◆ TASK TO COMPLETE
Show every line of the records below that contains the word "formula".

◆ RAW RECORDS
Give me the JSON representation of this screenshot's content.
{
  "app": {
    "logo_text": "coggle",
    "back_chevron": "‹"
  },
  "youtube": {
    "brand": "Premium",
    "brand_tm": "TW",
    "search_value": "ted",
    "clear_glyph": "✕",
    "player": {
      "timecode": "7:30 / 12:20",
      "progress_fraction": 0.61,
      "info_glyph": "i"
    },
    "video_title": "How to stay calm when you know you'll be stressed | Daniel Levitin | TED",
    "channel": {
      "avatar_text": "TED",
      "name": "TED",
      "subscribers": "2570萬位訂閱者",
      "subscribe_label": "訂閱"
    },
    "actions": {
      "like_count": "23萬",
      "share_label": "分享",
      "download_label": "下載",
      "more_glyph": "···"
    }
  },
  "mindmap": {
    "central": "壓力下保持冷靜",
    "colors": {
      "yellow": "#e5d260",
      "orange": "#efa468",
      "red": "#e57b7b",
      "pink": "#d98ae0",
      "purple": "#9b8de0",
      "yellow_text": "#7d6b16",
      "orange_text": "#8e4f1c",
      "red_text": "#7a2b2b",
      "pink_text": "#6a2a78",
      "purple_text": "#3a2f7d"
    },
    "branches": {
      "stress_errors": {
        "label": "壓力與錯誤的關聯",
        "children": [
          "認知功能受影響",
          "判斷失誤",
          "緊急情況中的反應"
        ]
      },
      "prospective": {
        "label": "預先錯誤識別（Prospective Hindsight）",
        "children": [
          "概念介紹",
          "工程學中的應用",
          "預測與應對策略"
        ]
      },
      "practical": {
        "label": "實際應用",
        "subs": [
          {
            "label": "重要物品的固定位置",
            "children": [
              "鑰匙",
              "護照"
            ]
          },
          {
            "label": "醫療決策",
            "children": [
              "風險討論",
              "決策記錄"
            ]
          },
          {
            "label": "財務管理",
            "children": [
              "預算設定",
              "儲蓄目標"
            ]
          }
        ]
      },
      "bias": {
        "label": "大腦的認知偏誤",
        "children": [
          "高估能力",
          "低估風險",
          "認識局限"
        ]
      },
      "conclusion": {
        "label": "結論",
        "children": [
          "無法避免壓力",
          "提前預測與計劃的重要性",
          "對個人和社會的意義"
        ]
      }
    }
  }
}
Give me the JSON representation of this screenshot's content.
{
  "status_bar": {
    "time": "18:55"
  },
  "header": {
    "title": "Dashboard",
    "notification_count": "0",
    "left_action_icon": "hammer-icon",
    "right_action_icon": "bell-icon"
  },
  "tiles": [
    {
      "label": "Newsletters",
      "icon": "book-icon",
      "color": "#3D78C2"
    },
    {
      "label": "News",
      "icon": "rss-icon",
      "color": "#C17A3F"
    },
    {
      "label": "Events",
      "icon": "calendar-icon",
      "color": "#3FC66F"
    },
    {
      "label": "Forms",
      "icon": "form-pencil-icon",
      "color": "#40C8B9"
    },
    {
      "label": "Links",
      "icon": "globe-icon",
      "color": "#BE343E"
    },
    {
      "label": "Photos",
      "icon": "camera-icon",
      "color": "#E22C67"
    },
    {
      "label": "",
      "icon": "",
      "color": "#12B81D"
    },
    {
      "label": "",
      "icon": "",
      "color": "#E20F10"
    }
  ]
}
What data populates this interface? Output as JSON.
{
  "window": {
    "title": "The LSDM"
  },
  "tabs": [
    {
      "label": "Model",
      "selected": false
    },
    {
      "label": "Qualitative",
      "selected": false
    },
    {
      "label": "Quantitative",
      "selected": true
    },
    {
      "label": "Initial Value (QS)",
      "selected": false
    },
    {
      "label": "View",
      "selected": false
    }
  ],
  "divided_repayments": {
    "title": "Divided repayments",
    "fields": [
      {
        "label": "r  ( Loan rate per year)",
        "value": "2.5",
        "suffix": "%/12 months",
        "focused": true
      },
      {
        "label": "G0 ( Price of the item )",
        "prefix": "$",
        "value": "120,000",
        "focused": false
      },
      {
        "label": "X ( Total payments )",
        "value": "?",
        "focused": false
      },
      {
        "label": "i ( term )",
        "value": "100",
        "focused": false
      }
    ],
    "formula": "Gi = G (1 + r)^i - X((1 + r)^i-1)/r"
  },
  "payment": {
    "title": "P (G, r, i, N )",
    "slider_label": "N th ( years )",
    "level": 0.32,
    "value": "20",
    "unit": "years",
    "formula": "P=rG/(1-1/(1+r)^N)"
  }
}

◆ TASK ANSWER
    "formula": "Gi = G (1 + r)^i - X((1 + r)^i-1)/r"
    "formula": "P=rG/(1-1/(1+r)^N)"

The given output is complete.